***** Input

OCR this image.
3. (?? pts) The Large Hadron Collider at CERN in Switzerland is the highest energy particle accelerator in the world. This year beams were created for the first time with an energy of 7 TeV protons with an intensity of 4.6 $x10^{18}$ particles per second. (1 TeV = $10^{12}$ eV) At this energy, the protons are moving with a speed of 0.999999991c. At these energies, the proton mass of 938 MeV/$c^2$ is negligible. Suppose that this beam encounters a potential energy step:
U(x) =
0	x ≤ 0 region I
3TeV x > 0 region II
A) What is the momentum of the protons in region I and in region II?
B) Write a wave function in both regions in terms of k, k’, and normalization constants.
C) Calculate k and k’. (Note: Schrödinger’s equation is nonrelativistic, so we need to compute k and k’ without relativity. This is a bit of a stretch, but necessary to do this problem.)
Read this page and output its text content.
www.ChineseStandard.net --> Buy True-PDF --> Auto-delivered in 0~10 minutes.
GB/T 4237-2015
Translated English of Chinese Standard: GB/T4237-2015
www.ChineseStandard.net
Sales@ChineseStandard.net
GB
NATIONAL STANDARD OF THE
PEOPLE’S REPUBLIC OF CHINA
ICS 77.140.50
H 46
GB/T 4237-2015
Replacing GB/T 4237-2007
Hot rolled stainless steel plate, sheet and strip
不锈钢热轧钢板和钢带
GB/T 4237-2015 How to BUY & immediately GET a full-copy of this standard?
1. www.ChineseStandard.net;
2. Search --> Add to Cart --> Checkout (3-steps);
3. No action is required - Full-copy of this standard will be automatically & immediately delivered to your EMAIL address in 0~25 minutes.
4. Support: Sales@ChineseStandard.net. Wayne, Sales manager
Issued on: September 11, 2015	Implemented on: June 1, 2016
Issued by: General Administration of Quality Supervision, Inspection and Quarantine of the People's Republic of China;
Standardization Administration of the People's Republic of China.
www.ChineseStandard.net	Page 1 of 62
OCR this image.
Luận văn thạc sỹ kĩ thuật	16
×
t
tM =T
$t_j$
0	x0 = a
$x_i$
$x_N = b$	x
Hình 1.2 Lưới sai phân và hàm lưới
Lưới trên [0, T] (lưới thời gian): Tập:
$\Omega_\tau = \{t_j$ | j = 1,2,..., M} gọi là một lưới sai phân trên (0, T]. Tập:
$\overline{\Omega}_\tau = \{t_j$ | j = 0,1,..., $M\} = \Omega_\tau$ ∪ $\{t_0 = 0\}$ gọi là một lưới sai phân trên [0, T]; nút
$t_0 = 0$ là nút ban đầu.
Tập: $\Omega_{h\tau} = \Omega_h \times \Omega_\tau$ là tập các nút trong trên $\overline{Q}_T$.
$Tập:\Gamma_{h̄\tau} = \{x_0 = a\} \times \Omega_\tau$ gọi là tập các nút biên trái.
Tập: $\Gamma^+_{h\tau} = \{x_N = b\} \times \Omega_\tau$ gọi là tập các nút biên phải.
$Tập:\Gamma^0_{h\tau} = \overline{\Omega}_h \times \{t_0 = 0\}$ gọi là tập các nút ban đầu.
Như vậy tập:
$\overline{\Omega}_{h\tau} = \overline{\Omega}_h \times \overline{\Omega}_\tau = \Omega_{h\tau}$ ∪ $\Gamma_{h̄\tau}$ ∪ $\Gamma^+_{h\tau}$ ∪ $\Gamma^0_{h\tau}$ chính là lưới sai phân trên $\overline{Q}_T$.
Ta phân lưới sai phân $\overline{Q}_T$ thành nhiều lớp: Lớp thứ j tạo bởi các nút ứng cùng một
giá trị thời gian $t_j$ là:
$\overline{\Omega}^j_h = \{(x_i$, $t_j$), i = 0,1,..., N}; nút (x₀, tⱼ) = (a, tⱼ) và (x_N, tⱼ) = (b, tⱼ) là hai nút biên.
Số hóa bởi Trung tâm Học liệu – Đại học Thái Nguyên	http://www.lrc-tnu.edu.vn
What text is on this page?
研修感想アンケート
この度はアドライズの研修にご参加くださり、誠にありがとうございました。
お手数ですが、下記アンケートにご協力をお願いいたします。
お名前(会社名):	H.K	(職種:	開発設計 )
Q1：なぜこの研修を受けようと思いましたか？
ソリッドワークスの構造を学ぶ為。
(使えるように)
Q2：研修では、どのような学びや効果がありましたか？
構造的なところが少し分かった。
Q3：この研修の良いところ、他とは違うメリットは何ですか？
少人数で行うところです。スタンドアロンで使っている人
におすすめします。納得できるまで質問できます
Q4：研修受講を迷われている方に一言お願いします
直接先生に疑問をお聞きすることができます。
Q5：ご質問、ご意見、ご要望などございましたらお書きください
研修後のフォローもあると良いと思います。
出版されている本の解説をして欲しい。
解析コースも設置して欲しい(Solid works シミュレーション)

**********

| Exercise |
Exactly reproduce every record.

| Solution |
OCR this image.
3. (?? pts) The Large Hadron Collider at CERN in Switzerland is the highest energy particle accelerator in the world. This year beams were created for the first time with an energy of 7 TeV protons with an intensity of 4.6 $x10^{18}$ particles per second. (1 TeV = $10^{12}$ eV) At this energy, the protons are moving with a speed of 0.999999991c. At these energies, the proton mass of 938 MeV/$c^2$ is negligible. Suppose that this beam encounters a potential energy step:
U(x) =
0	x ≤ 0 region I
3TeV x > 0 region II
A) What is the momentum of the protons in region I and in region II?
B) Write a wave function in both regions in terms of k, k’, and normalization constants.
C) Calculate k and k’. (Note: Schrödinger’s equation is nonrelativistic, so we need to compute k and k’ without relativity. This is a bit of a stretch, but necessary to do this problem.)
Read this page and output its text content.
www.ChineseStandard.net --> Buy True-PDF --> Auto-delivered in 0~10 minutes.
GB/T 4237-2015
Translated English of Chinese Standard: GB/T4237-2015
www.ChineseStandard.net
Sales@ChineseStandard.net
GB
NATIONAL STANDARD OF THE
PEOPLE’S REPUBLIC OF CHINA
ICS 77.140.50
H 46
GB/T 4237-2015
Replacing GB/T 4237-2007
Hot rolled stainless steel plate, sheet and strip
不锈钢热轧钢板和钢带
GB/T 4237-2015 How to BUY & immediately GET a full-copy of this standard?
1. www.ChineseStandard.net;
2. Search --> Add to Cart --> Checkout (3-steps);
3. No action is required - Full-copy of this standard will be automatically & immediately delivered to your EMAIL address in 0~25 minutes.
4. Support: Sales@ChineseStandard.net. Wayne, Sales manager
Issued on: September 11, 2015	Implemented on: June 1, 2016
Issued by: General Administration of Quality Supervision, Inspection and Quarantine of the People's Republic of China;
Standardization Administration of the People's Republic of China.
www.ChineseStandard.net	Page 1 of 62
OCR this image.
Luận văn thạc sỹ kĩ thuật	16
×
t
tM =T
$t_j$
0	x0 = a
$x_i$
$x_N = b$	x
Hình 1.2 Lưới sai phân và hàm lưới
Lưới trên [0, T] (lưới thời gian): Tập:
$\Omega_\tau = \{t_j$ | j = 1,2,..., M} gọi là một lưới sai phân trên (0, T]. Tập:
$\overline{\Omega}_\tau = \{t_j$ | j = 0,1,..., $M\} = \Omega_\tau$ ∪ $\{t_0 = 0\}$ gọi là một lưới sai phân trên [0, T]; nút
$t_0 = 0$ là nút ban đầu.
Tập: $\Omega_{h\tau} = \Omega_h \times \Omega_\tau$ là tập các nút trong trên $\overline{Q}_T$.
$Tập:\Gamma_{h̄\tau} = \{x_0 = a\} \times \Omega_\tau$ gọi là tập các nút biên trái.
Tập: $\Gamma^+_{h\tau} = \{x_N = b\} \times \Omega_\tau$ gọi là tập các nút biên phải.
$Tập:\Gamma^0_{h\tau} = \overline{\Omega}_h \times \{t_0 = 0\}$ gọi là tập các nút ban đầu.
Như vậy tập:
$\overline{\Omega}_{h\tau} = \overline{\Omega}_h \times \overline{\Omega}_\tau = \Omega_{h\tau}$ ∪ $\Gamma_{h̄\tau}$ ∪ $\Gamma^+_{h\tau}$ ∪ $\Gamma^0_{h\tau}$ chính là lưới sai phân trên $\overline{Q}_T$.
Ta phân lưới sai phân $\overline{Q}_T$ thành nhiều lớp: Lớp thứ j tạo bởi các nút ứng cùng một
giá trị thời gian $t_j$ là:
$\overline{\Omega}^j_h = \{(x_i$, $t_j$), i = 0,1,..., N}; nút (x₀, tⱼ) = (a, tⱼ) và (x_N, tⱼ) = (b, tⱼ) là hai nút biên.
Số hóa bởi Trung tâm Học liệu – Đại học Thái Nguyên	http://www.lrc-tnu.edu.vn
What text is on this page?
研修感想アンケート
この度はアドライズの研修にご参加くださり、誠にありがとうございました。
お手数ですが、下記アンケートにご協力をお願いいたします。
お名前(会社名):	H.K	(職種:	開発設計 )
Q1：なぜこの研修を受けようと思いましたか？
ソリッドワークスの構造を学ぶ為。
(使えるように)
Q2：研修では、どのような学びや効果がありましたか？
構造的なところが少し分かった。
Q3：この研修の良いところ、他とは違うメリットは何ですか？
少人数で行うところです。スタンドアロンで使っている人
におすすめします。納得できるまで質問できます
Q4：研修受講を迷われている方に一言お願いします
直接先生に疑問をお聞きすることができます。
Q5：ご質問、ご意見、ご要望などございましたらお書きください
研修後のフォローもあると良いと思います。
出版されている本の解説をして欲しい。
解析コースも設置して欲しい(Solid works シミュレーション)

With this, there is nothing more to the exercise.